--- EXTRAIT RETENU ---

En Suisse, un journal de Genève intitulé Le Bossu accueille ses bandes dessinées en 1885(15). Döes collabore également aux revues humoristiques helvétiques créées par son compatriote Godefroy : Le Papillon, fondé en 1889, puis Le Sapajou. Cette dernière revue est liée au théâtre d’ombres chinoises du même nom, que Godefroy a lancé en 1896 à Genève sur le modèle de celui du Chat noir parisien(16).
Au-delà des frontières franco-suisses, Döes se fait une place dans les publications étrangères, qui semblent l’apprécier. On retrouve ainsi sa signature dès 1889 dans les revues new-yorkaises Scribner’s Magazine et Life(17), mais surtout dans la revue londonienne Pick-Me-Up. Entre 1890 et 1894, il publie dans ce dernier titre une quarantaine d’histoires originales qui sont dessinées pour la publication anglaise(18).

En Allemagne, Lustige Blätter publie quelques bandes dessinées de Döes entre 1899 et 1904. Elles ont déjà paru ailleurs, mais sont mises en couleurs pour l’occasion par la revue berlinoise. On retrouve également deux reprises de ses histoires dans le journal pour enfants brésilien O Tico-Tico en 1906 et 1909.

Enfin, comme de très nombreux dessinateurs de sa génération, Döes participe au renouvellement des imageries enfantines, collaborant dans les années 1890 avec les deux maisons françaises concurrentes, Quantin à Paris et Pellerin à Épinal(19). Döes donne également des histoires à l’imagerie belge Gordinne, maison d’édition installée à Liège, qui suit le mouvement de modernisation peu après(20).

Döes, la jeune fille et la mort : reconstitution d’un drame en images
La carrière de Döes semble s’arrêter définitivement dans les premières années du nouveau siècle. Excepté quelques reprises, nous n’avons pas trouvé d’œuvres de lui publiées après 1905(21). Si l’on en croit l’article de Pierre Labracherie, c’est un drame, le suicide de sa femme, qui serait à l’origine de cette retraite anticipée : à la suite de ce décès brutal, Döes « brisa ses crayons et ses pinceaux, abandonna Montmartre, renonça à toute activité, plongea, tête baissée, dans le lac noir du remords(22). »

--- DONNÉES FOURNIES ---

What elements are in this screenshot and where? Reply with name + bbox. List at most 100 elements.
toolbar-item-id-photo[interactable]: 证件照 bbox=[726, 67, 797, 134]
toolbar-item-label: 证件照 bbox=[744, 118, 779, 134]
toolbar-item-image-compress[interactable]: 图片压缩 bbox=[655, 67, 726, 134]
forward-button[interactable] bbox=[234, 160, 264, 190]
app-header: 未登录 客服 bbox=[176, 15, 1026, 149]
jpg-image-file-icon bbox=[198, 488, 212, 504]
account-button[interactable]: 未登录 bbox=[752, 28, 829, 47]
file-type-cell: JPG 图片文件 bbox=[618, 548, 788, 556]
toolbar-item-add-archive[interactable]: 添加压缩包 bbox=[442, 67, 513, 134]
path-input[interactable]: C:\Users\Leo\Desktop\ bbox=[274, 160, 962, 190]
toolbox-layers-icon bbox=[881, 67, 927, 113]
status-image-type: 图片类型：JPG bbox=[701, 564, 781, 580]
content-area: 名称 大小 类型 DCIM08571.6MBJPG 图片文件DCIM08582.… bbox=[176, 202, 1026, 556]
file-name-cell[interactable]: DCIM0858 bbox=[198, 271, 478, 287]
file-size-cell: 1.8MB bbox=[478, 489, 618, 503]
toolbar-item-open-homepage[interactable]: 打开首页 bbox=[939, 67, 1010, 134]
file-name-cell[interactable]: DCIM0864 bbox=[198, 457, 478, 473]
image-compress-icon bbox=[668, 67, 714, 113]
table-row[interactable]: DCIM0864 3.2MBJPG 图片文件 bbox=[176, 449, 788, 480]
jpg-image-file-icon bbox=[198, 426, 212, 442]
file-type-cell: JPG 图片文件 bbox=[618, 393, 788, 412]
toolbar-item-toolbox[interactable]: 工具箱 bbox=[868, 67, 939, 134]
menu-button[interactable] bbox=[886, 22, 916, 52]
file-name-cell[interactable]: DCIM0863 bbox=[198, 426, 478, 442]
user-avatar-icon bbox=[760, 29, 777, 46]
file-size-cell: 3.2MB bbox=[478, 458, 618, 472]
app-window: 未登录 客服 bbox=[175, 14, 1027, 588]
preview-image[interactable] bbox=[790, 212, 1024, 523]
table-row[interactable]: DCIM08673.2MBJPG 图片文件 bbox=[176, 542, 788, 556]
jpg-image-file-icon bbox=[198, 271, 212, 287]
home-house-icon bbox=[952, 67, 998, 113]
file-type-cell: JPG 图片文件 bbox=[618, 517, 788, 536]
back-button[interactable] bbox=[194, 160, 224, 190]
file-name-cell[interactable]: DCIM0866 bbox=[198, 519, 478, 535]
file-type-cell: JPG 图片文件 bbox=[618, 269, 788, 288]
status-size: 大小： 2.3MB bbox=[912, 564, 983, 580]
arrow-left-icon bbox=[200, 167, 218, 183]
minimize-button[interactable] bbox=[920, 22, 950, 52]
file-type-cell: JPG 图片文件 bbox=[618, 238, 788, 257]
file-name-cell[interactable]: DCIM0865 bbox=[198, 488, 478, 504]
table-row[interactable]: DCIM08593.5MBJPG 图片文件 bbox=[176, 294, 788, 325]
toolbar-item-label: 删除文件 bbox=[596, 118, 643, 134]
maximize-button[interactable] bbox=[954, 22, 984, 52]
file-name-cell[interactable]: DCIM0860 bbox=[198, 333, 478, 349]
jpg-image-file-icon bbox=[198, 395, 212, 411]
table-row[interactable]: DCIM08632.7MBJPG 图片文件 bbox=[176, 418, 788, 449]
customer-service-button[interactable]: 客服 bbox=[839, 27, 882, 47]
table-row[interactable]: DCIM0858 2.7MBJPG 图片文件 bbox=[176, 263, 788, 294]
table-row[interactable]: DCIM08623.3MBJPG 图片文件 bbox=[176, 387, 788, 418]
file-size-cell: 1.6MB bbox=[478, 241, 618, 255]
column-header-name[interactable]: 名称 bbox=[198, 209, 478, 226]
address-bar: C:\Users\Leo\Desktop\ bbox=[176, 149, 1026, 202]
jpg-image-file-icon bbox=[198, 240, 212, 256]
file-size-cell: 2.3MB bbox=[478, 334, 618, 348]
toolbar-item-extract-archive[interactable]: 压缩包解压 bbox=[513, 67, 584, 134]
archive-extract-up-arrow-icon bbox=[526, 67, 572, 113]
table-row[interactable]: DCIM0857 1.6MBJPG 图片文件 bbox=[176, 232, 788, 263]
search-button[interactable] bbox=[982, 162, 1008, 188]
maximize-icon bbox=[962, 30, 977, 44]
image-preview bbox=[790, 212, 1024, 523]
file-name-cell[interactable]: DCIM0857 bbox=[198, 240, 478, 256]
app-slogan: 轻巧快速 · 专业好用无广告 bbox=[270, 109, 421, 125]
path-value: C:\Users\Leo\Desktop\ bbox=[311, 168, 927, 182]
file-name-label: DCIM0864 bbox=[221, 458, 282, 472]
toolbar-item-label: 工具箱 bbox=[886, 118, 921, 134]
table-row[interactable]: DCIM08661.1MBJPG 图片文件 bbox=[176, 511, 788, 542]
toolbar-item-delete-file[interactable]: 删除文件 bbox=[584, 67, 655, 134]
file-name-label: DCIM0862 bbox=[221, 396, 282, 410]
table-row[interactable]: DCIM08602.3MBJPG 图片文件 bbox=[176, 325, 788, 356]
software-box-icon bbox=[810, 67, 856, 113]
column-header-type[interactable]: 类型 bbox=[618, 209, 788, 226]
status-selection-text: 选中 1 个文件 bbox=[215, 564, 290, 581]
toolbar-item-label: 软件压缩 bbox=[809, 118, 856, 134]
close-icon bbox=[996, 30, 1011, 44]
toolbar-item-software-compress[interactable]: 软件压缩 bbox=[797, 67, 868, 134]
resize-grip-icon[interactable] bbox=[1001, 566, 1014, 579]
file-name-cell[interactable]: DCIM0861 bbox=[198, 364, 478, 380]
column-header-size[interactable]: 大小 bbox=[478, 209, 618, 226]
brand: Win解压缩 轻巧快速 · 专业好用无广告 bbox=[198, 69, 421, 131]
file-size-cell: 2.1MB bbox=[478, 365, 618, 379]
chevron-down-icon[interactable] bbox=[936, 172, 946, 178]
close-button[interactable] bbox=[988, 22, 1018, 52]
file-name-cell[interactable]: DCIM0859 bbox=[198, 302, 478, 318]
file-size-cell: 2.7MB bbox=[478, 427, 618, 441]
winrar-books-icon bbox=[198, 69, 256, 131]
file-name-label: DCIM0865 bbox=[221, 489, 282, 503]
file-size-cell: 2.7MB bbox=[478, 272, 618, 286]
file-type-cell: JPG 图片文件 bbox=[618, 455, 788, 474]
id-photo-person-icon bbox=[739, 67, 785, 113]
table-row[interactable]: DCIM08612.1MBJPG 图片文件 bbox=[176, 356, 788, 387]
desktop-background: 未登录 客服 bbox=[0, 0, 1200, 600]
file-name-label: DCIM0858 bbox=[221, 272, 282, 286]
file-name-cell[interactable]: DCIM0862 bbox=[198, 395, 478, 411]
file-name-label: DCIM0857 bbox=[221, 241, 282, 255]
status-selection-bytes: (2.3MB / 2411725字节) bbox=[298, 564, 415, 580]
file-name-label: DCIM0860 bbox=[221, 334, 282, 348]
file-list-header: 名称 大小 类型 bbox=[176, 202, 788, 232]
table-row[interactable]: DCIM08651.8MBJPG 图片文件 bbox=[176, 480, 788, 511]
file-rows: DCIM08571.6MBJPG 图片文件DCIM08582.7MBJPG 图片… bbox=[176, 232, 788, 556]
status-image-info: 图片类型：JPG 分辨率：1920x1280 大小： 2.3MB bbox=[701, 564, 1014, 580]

---

**TRAVAIL DEMANDÉ**
1. Indiquez si chacune des affirmations suivantes concorde avec l’extrait sur Döes, en répondant par oui ou par non et en citant les mots décisifs de l’extrait : (a) Le Sapajou est lié à un théâtre d’ombres chinoises lancé à Genève en 1896 ; (b) les bandes dessinées de Döes publiées par Lustige Blätter étaient inédites ; (c) entre 1890 et 1894, Döes publie une quarantaine d’histoires originales dans Pick-Me-Up.
2. Prolongez l’extrait consacré à la carrière de Döes en reprenant après sa dernière phrase.

**RÉPONSES PAR CONSIGNE**
1.
(a) Oui : « Cette dernière revue est liée au théâtre d’ombres chinoises du même nom, que Godefroy a lancé en 1896 à Genève »
(b) Non : « Elles ont déjà paru ailleurs »
(c) Oui : « Entre 1890 et 1894, il publie dans ce dernier titre une quarantaine d’histoires originales »

2.
Cependant, cette chronologie n’est pas possible car l’acte de décès de Léonie Ganot date de 1889, deux ans seulement après son mariage avec Döes(23). Or, à cette époque, le dessinateur démarrait sa carrière dans la presse illustrée. Autre incohérence, toujours selon Labracherie, Döes rapporte que sa jeune épouse s’est défenestrée à la suite d’une dispute conjugale qui a mal tourné : « Au cours d’une scène de ménage, elle lança, à bout d’arguments, cette menace à son mari : — Eh bien ! puisque c’est comme ça, je me jette par la fenêtre. Philosophiquement persuadé qu’elle n’en ferait rien, Doès [sic] ouvre la fenêtre. Elle s’élança, s’écrasa sur le trottoir avec l’espoir, sans doute, d’empoisonner pour toujours l’existence de son compagnon(24). » Cependant, un entrefilet dans la presse rapportant ce fait divers tragique nous apprend que Léonie Ganot a usé d’une tout autre méthode pour mettre fin à ses jours : elle s’est tirée une balle en plein cœur(25). Les souvenirs du vieux Döes, octogénaire au moment où le journaliste les recueille, se seraient-ils embrouillés ?
À la lumière de ce drame, il apparaît qu’une bande dessinée de Döes du Chat noir a pour sujet ce terrible suicide et évoque ses circonstances. Publiée sept mois après les faits et intitulée « Il était pauvre (histoire vraie) » (Le Chat noir n° 405, 19 octobre 1889), elle met en scène le dessinateur lui-même, en jeune artiste, son carton de croquis sous le bras, avec sa barbichette caractéristique. Dans une séquence onirique, il tombe amoureux d’une jeune femme qui, après avoir reçu un courrier, se suicide de la même manière que rapportée dans la presse.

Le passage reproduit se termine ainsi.